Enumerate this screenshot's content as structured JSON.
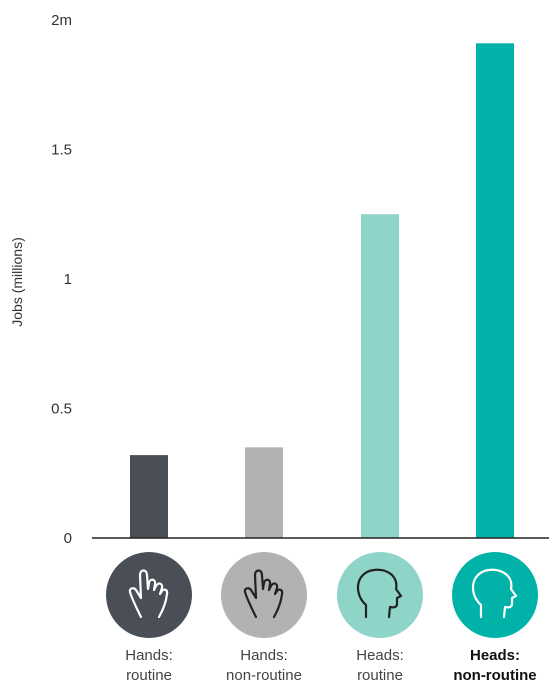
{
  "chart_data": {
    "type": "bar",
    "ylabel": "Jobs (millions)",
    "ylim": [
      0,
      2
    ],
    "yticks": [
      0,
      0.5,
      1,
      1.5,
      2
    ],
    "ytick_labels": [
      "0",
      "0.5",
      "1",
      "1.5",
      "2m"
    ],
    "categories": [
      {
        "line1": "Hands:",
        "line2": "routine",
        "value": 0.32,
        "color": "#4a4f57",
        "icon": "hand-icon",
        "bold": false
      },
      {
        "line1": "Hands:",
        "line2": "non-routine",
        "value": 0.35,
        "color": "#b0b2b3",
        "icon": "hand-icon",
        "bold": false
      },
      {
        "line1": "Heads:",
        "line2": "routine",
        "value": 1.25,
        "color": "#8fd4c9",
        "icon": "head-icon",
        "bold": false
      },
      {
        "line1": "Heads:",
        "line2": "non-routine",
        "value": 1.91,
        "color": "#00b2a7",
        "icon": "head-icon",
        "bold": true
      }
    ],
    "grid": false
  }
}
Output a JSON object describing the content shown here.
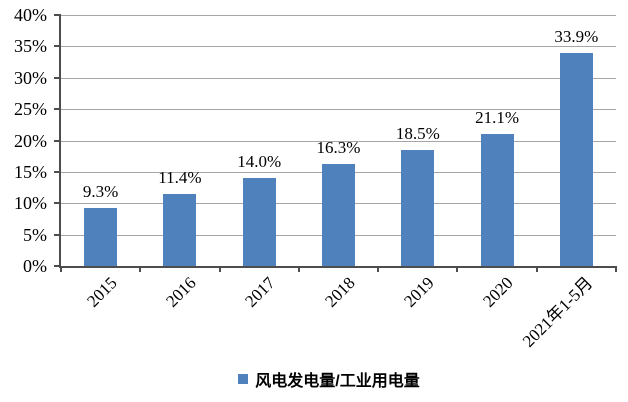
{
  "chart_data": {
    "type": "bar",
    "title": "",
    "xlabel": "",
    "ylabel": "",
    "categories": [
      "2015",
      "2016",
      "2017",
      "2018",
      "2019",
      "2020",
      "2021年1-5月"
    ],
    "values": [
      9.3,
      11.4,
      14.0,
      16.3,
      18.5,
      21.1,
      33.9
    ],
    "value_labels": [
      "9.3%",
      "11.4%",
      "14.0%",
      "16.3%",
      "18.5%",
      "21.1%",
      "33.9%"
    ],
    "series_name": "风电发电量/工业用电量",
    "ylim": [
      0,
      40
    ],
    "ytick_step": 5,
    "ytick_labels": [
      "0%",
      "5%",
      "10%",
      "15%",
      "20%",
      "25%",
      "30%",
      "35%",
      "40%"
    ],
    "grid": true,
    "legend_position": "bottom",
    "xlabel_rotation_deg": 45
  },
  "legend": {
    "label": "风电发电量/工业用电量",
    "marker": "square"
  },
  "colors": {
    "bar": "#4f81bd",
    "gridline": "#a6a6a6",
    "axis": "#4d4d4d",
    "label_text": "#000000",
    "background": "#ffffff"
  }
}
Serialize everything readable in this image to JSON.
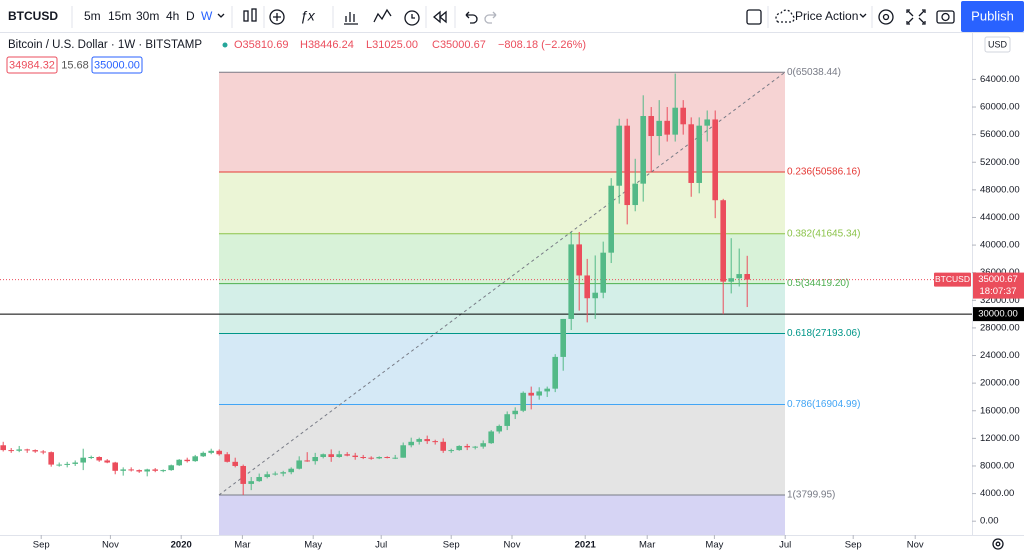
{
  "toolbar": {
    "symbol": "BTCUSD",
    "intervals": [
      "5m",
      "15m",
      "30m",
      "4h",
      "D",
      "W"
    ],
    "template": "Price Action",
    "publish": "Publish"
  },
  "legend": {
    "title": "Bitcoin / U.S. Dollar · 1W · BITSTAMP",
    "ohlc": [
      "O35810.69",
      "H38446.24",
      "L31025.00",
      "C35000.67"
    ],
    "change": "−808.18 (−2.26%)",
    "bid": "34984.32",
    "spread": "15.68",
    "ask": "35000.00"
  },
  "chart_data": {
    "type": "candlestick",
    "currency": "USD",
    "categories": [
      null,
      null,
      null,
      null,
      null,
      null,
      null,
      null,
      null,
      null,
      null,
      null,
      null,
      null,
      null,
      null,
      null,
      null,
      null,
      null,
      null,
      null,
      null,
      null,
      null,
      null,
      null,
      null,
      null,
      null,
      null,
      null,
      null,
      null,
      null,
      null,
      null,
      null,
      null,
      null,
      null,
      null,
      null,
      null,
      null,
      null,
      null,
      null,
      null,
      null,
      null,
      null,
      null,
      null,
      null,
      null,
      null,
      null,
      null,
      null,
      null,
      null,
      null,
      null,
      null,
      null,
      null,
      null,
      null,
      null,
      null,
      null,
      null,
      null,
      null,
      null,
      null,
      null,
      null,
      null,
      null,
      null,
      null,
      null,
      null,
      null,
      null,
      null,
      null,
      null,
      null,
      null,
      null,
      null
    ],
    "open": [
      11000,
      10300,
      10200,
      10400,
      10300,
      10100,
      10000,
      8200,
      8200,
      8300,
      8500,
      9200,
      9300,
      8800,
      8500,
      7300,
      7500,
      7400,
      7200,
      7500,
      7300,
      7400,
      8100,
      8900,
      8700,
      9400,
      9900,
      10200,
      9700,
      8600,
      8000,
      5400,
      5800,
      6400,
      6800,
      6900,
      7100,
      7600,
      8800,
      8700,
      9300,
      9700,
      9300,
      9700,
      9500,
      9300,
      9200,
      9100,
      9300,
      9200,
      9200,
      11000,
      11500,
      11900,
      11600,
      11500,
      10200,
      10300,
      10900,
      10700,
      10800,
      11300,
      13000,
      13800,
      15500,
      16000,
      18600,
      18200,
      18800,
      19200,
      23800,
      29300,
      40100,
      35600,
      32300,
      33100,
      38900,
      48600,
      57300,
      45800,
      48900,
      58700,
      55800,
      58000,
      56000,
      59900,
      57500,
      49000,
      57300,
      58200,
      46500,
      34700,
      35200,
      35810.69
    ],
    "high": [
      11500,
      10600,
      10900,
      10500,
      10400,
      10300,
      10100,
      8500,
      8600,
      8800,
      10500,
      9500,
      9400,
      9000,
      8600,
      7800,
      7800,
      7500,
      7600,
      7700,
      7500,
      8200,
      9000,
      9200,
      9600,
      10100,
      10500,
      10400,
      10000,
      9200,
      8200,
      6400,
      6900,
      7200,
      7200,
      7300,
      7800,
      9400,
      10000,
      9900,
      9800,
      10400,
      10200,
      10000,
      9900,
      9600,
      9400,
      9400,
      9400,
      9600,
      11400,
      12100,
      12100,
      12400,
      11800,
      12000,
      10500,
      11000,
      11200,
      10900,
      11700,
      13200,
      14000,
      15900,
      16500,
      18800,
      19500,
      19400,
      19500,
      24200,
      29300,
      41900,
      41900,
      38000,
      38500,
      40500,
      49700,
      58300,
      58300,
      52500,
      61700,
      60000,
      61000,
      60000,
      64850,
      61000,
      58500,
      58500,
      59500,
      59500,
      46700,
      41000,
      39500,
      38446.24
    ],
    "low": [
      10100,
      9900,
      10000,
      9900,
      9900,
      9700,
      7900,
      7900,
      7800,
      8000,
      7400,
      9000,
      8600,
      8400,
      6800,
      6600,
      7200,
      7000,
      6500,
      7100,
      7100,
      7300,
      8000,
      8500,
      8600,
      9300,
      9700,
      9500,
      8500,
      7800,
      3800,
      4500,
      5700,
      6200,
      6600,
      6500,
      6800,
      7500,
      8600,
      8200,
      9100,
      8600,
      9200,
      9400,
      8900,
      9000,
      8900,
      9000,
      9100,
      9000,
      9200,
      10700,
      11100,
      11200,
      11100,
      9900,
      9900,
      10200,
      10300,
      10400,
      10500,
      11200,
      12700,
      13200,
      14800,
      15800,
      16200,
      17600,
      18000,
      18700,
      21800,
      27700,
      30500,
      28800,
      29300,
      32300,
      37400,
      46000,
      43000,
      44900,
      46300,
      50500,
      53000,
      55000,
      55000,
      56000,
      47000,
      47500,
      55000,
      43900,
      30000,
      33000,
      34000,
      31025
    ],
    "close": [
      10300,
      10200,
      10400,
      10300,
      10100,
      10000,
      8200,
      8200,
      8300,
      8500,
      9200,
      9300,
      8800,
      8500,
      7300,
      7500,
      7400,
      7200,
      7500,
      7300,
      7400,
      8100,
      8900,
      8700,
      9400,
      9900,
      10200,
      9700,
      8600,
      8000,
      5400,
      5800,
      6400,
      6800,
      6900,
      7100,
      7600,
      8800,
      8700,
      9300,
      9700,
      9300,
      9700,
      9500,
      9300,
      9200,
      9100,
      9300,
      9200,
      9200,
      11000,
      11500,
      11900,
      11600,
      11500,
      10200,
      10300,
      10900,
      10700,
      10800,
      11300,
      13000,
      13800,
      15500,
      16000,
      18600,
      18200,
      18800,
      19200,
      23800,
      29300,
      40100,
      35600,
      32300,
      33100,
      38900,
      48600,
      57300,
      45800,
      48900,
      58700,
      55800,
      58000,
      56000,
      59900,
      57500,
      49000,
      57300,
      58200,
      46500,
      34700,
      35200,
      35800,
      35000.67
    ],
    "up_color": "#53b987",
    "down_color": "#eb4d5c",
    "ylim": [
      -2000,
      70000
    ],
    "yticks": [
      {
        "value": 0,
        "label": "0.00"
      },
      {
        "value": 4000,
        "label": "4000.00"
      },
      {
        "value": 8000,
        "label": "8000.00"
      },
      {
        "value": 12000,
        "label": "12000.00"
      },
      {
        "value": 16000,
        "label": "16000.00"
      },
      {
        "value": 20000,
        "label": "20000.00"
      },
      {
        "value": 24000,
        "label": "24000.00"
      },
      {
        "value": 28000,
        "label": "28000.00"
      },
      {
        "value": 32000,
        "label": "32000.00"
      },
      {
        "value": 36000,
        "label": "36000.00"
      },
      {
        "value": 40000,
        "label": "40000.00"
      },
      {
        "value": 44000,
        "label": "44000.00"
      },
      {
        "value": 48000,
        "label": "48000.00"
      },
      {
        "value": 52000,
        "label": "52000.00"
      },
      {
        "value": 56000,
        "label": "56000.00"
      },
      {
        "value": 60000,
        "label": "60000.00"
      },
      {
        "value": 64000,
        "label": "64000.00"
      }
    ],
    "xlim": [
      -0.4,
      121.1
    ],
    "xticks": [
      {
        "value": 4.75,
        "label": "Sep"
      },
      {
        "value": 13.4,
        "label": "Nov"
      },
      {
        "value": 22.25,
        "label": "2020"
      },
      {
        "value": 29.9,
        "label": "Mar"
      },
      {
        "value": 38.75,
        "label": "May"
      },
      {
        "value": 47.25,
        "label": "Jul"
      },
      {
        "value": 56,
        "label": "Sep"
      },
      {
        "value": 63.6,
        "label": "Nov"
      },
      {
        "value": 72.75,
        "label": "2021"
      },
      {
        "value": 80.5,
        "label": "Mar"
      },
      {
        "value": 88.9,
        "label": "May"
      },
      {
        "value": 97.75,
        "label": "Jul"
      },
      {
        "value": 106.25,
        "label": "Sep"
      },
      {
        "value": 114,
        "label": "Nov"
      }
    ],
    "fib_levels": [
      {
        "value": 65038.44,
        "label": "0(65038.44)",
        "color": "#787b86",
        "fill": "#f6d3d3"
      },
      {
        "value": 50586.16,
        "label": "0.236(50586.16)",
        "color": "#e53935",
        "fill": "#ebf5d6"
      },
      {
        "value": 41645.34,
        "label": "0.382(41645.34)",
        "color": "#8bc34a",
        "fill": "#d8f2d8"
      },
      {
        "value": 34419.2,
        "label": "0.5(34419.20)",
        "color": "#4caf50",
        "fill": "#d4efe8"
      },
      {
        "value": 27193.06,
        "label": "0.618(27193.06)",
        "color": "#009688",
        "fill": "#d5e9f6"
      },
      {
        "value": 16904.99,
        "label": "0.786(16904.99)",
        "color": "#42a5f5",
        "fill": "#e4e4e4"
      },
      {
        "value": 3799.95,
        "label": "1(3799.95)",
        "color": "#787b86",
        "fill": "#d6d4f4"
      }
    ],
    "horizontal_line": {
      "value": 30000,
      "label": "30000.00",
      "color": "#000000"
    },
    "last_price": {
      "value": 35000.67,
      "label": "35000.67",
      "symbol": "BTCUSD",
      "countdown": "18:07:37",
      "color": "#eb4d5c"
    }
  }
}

TASK TO COMPLETE>
Give the number of lines that carry the word "fill", with nothing added.

RESULT FOR THIS TASK>
7